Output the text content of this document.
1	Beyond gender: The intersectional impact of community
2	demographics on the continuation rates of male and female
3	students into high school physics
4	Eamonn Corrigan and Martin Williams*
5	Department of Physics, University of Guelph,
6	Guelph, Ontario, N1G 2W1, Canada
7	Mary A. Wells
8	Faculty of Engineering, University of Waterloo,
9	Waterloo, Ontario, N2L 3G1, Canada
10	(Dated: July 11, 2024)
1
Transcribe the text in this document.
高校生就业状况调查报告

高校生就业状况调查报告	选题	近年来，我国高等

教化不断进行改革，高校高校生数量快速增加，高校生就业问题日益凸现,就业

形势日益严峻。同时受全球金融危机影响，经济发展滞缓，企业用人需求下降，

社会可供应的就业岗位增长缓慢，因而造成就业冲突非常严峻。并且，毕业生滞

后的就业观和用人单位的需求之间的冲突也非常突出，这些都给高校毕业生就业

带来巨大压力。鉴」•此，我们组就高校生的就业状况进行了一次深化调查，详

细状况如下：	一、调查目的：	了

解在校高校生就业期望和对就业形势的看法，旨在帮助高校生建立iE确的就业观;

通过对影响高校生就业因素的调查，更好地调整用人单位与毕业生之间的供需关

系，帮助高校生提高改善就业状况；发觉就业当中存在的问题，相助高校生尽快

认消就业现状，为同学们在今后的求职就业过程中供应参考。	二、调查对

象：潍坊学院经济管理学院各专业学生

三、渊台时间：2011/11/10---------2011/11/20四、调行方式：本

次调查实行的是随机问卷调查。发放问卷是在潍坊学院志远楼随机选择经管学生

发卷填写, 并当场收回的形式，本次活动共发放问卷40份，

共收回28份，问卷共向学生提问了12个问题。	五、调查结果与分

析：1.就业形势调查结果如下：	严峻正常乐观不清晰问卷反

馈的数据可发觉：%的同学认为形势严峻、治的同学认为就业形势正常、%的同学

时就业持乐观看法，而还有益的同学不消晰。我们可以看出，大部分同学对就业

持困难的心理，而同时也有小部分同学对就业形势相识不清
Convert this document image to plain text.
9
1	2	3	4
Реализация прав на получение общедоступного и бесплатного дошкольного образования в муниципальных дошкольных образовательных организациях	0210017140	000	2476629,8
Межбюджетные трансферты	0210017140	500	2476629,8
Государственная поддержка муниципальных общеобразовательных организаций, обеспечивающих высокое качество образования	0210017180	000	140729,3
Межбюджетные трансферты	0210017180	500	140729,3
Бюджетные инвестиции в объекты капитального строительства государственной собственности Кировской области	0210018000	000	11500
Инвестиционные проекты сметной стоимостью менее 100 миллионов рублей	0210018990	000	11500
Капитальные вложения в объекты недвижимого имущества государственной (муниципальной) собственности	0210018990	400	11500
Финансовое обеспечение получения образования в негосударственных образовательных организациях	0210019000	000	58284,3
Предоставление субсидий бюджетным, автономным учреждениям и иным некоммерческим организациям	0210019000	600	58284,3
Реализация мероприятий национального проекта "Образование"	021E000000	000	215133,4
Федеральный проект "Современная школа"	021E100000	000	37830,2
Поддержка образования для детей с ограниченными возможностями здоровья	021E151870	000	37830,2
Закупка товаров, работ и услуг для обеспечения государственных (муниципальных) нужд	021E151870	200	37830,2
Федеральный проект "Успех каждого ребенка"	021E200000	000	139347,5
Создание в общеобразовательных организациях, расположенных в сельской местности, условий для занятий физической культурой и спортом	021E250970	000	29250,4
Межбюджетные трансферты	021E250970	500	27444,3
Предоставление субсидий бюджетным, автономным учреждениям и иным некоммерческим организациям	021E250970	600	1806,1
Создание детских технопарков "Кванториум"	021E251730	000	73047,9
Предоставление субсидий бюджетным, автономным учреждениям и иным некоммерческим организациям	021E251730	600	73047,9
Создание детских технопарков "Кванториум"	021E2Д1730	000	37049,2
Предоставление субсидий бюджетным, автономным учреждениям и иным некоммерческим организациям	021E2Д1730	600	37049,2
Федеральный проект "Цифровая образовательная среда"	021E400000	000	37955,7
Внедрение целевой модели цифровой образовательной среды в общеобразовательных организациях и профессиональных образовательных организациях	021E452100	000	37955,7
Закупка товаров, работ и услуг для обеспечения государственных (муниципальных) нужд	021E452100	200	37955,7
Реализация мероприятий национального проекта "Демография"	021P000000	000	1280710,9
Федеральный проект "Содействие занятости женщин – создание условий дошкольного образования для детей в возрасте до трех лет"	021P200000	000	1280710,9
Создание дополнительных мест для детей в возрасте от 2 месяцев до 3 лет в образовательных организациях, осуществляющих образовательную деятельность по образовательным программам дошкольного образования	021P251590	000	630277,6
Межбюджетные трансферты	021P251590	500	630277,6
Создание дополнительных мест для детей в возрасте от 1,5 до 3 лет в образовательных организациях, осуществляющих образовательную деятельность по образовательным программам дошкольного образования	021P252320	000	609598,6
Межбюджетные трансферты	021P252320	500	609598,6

□ □ □ □

• Written task
Repeat every entry exactly as written above.

• In response
Output the text content of this document.
1	Beyond gender: The intersectional impact of community
2	demographics on the continuation rates of male and female
3	students into high school physics
4	Eamonn Corrigan and Martin Williams*
5	Department of Physics, University of Guelph,
6	Guelph, Ontario, N1G 2W1, Canada
7	Mary A. Wells
8	Faculty of Engineering, University of Waterloo,
9	Waterloo, Ontario, N2L 3G1, Canada
10	(Dated: July 11, 2024)
1
Transcribe the text in this document.
高校生就业状况调查报告

高校生就业状况调查报告	选题	近年来，我国高等

教化不断进行改革，高校高校生数量快速增加，高校生就业问题日益凸现,就业

形势日益严峻。同时受全球金融危机影响，经济发展滞缓，企业用人需求下降，

社会可供应的就业岗位增长缓慢，因而造成就业冲突非常严峻。并且，毕业生滞

后的就业观和用人单位的需求之间的冲突也非常突出，这些都给高校毕业生就业

带来巨大压力。鉴」•此，我们组就高校生的就业状况进行了一次深化调查，详

细状况如下：	一、调查目的：	了

解在校高校生就业期望和对就业形势的看法，旨在帮助高校生建立iE确的就业观;

通过对影响高校生就业因素的调查，更好地调整用人单位与毕业生之间的供需关

系，帮助高校生提高改善就业状况；发觉就业当中存在的问题，相助高校生尽快

认消就业现状，为同学们在今后的求职就业过程中供应参考。	二、调查对

象：潍坊学院经济管理学院各专业学生

三、渊台时间：2011/11/10---------2011/11/20四、调行方式：本

次调查实行的是随机问卷调查。发放问卷是在潍坊学院志远楼随机选择经管学生

发卷填写, 并当场收回的形式，本次活动共发放问卷40份，

共收回28份，问卷共向学生提问了12个问题。	五、调查结果与分

析：1.就业形势调查结果如下：	严峻正常乐观不清晰问卷反

馈的数据可发觉：%的同学认为形势严峻、治的同学认为就业形势正常、%的同学

时就业持乐观看法，而还有益的同学不消晰。我们可以看出，大部分同学对就业

持困难的心理，而同时也有小部分同学对就业形势相识不清
Convert this document image to plain text.
9
1	2	3	4
Реализация прав на получение общедоступного и бесплатного дошкольного образования в муниципальных дошкольных образовательных организациях	0210017140	000	2476629,8
Межбюджетные трансферты	0210017140	500	2476629,8
Государственная поддержка муниципальных общеобразовательных организаций, обеспечивающих высокое качество образования	0210017180	000	140729,3
Межбюджетные трансферты	0210017180	500	140729,3
Бюджетные инвестиции в объекты капитального строительства государственной собственности Кировской области	0210018000	000	11500
Инвестиционные проекты сметной стоимостью менее 100 миллионов рублей	0210018990	000	11500
Капитальные вложения в объекты недвижимого имущества государственной (муниципальной) собственности	0210018990	400	11500
Финансовое обеспечение получения образования в негосударственных образовательных организациях	0210019000	000	58284,3
Предоставление субсидий бюджетным, автономным учреждениям и иным некоммерческим организациям	0210019000	600	58284,3
Реализация мероприятий национального проекта "Образование"	021E000000	000	215133,4
Федеральный проект "Современная школа"	021E100000	000	37830,2
Поддержка образования для детей с ограниченными возможностями здоровья	021E151870	000	37830,2
Закупка товаров, работ и услуг для обеспечения государственных (муниципальных) нужд	021E151870	200	37830,2
Федеральный проект "Успех каждого ребенка"	021E200000	000	139347,5
Создание в общеобразовательных организациях, расположенных в сельской местности, условий для занятий физической культурой и спортом	021E250970	000	29250,4
Межбюджетные трансферты	021E250970	500	27444,3
Предоставление субсидий бюджетным, автономным учреждениям и иным некоммерческим организациям	021E250970	600	1806,1
Создание детских технопарков "Кванториум"	021E251730	000	73047,9
Предоставление субсидий бюджетным, автономным учреждениям и иным некоммерческим организациям	021E251730	600	73047,9
Создание детских технопарков "Кванториум"	021E2Д1730	000	37049,2
Предоставление субсидий бюджетным, автономным учреждениям и иным некоммерческим организациям	021E2Д1730	600	37049,2
Федеральный проект "Цифровая образовательная среда"	021E400000	000	37955,7
Внедрение целевой модели цифровой образовательной среды в общеобразовательных организациях и профессиональных образовательных организациях	021E452100	000	37955,7
Закупка товаров, работ и услуг для обеспечения государственных (муниципальных) нужд	021E452100	200	37955,7
Реализация мероприятий национального проекта "Демография"	021P000000	000	1280710,9
Федеральный проект "Содействие занятости женщин – создание условий дошкольного образования для детей в возрасте до трех лет"	021P200000	000	1280710,9
Создание дополнительных мест для детей в возрасте от 2 месяцев до 3 лет в образовательных организациях, осуществляющих образовательную деятельность по образовательным программам дошкольного образования	021P251590	000	630277,6
Межбюджетные трансферты	021P251590	500	630277,6
Создание дополнительных мест для детей в возрасте от 1,5 до 3 лет в образовательных организациях, осуществляющих образовательную деятельность по образовательным программам дошкольного образования	021P252320	000	609598,6
Межбюджетные трансферты	021P252320	500	609598,6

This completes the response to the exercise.